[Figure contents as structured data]
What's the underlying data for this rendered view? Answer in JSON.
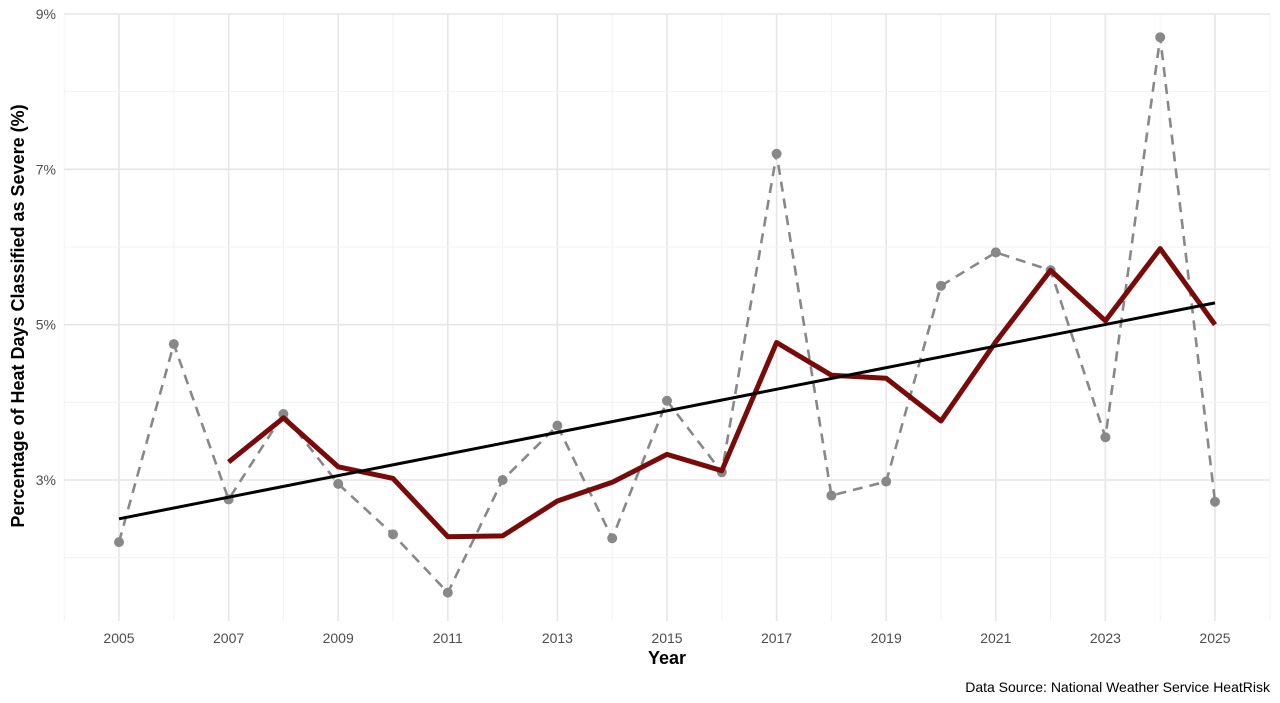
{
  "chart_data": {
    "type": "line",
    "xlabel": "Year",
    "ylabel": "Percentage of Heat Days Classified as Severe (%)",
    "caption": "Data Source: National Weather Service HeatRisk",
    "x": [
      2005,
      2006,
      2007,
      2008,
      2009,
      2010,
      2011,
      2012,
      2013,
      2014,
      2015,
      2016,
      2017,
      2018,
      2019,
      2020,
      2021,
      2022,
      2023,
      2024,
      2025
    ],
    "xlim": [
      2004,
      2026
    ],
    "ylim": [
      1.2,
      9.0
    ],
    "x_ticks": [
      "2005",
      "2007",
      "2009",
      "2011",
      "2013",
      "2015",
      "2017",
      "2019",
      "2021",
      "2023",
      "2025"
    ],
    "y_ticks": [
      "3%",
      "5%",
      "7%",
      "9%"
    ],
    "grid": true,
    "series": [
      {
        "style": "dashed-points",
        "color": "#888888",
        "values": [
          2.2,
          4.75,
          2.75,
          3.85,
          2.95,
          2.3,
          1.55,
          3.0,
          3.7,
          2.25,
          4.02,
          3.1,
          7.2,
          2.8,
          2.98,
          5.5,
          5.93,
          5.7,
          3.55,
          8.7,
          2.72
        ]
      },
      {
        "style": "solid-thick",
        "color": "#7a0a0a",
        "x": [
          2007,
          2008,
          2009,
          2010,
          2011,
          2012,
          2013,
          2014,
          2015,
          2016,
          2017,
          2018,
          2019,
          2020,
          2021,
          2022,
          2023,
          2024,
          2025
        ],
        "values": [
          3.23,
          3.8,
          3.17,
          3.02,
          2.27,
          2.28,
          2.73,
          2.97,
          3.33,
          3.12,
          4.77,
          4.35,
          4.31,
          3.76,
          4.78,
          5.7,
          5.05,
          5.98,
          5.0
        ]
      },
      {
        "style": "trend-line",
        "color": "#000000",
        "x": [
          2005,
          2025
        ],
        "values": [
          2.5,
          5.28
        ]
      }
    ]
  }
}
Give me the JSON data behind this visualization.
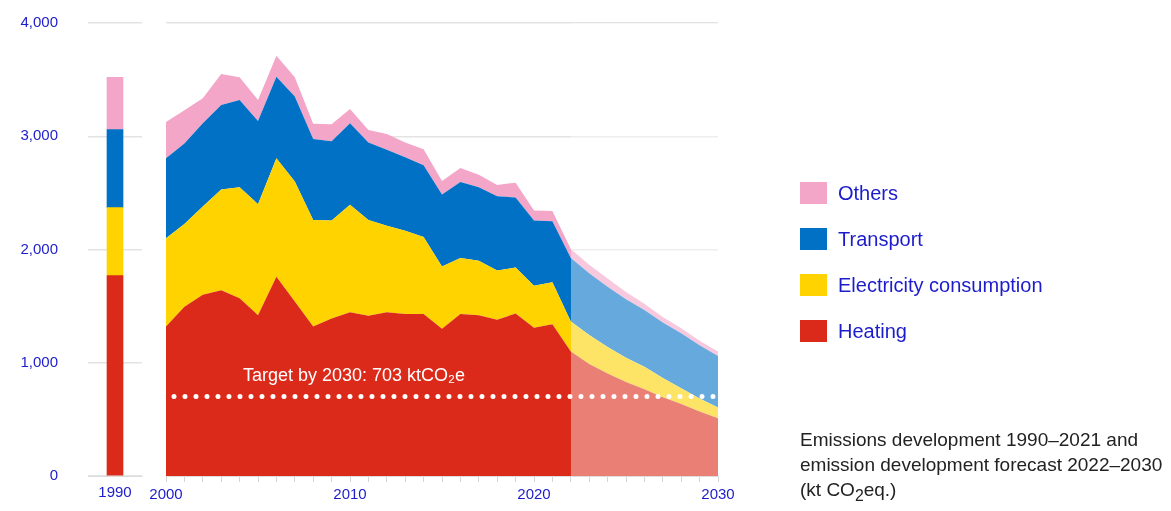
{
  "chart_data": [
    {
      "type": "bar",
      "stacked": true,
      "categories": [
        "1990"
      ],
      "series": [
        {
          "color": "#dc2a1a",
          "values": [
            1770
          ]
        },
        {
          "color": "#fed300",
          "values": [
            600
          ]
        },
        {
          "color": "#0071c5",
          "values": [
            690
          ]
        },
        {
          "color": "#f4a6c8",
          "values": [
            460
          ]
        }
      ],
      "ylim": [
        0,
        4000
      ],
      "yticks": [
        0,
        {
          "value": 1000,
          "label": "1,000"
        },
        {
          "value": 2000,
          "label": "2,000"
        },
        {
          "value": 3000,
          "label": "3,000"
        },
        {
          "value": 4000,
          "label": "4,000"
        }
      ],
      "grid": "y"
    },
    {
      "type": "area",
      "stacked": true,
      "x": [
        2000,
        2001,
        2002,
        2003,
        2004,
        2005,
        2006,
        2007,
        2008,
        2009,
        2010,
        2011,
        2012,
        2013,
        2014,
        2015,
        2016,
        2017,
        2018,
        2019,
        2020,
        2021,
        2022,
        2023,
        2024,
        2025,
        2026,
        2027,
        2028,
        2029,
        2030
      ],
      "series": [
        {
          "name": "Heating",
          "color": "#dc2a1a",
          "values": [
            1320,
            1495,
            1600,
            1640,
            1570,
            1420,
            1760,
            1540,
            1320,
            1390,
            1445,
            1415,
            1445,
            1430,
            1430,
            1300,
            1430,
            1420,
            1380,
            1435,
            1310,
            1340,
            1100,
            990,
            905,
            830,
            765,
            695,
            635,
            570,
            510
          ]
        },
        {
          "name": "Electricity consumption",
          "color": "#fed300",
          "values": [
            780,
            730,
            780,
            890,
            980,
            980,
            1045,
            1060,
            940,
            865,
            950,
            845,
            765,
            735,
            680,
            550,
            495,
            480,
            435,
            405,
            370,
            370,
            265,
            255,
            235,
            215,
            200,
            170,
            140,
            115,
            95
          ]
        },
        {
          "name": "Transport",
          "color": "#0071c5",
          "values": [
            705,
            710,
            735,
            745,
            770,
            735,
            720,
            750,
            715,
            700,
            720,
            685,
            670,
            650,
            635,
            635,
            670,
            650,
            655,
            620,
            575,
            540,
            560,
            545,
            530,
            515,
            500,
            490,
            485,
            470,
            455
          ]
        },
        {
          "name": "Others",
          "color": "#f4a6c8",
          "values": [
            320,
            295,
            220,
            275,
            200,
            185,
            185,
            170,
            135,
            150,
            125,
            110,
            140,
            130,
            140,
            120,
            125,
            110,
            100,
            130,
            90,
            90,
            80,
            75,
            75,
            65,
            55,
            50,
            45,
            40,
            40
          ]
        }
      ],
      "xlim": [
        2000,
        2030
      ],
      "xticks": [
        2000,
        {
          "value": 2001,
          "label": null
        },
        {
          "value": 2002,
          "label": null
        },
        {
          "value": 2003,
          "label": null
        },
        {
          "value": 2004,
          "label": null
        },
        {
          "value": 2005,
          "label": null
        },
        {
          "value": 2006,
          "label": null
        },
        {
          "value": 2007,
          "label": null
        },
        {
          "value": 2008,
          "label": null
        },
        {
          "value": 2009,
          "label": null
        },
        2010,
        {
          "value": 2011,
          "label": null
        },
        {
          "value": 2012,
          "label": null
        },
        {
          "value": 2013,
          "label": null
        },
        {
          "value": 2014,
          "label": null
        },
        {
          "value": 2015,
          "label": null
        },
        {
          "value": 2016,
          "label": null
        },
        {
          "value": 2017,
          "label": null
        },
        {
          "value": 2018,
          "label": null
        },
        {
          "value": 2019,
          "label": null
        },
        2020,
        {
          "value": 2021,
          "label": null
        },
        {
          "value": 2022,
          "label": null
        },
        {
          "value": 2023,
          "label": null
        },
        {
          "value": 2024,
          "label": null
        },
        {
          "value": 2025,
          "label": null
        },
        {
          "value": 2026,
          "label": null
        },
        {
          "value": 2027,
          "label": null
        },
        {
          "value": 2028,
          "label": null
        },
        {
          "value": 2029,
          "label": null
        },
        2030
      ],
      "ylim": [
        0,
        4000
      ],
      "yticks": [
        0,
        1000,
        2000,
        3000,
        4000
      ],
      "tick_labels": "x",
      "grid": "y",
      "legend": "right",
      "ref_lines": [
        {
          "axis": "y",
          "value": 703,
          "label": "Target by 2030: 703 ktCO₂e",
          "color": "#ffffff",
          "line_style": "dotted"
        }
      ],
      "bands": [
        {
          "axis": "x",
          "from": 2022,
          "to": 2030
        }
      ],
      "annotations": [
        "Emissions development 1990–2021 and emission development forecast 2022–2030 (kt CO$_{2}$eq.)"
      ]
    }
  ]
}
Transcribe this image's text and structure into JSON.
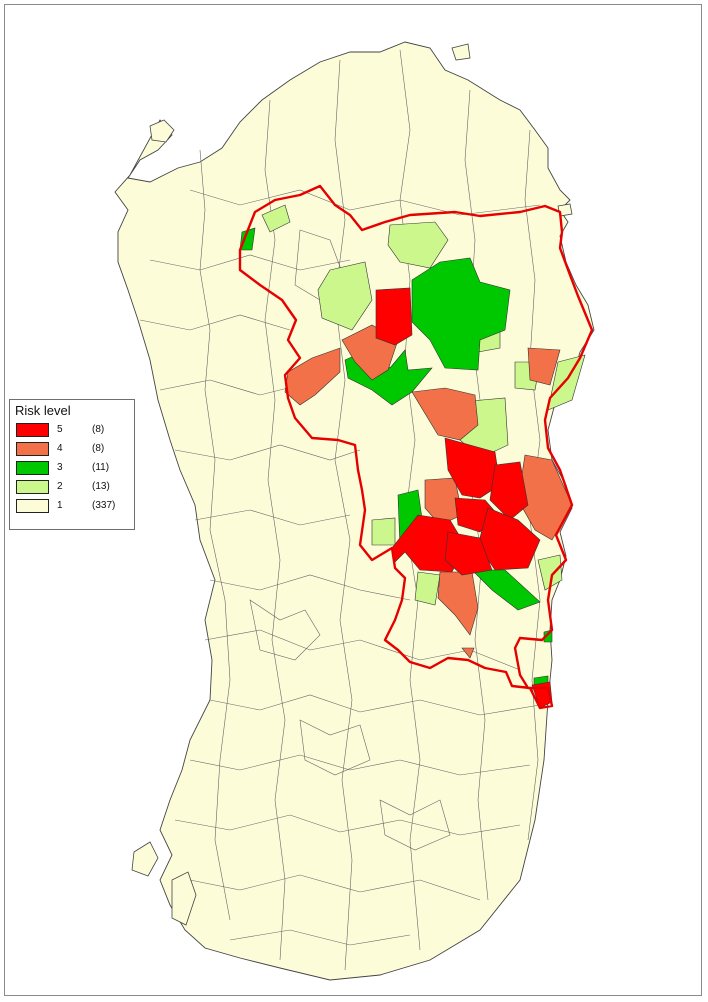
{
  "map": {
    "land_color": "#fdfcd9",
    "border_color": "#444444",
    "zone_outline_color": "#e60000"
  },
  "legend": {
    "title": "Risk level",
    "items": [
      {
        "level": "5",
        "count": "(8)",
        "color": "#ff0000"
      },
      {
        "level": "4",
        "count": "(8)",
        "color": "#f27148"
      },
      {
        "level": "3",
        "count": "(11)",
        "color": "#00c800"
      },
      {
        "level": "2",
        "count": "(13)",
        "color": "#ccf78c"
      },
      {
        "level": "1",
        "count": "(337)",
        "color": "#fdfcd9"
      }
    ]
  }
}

> _Challenge_: What is the number of lines in the data that hold the string "count"? Answer with the number only.

> _Full response_: 5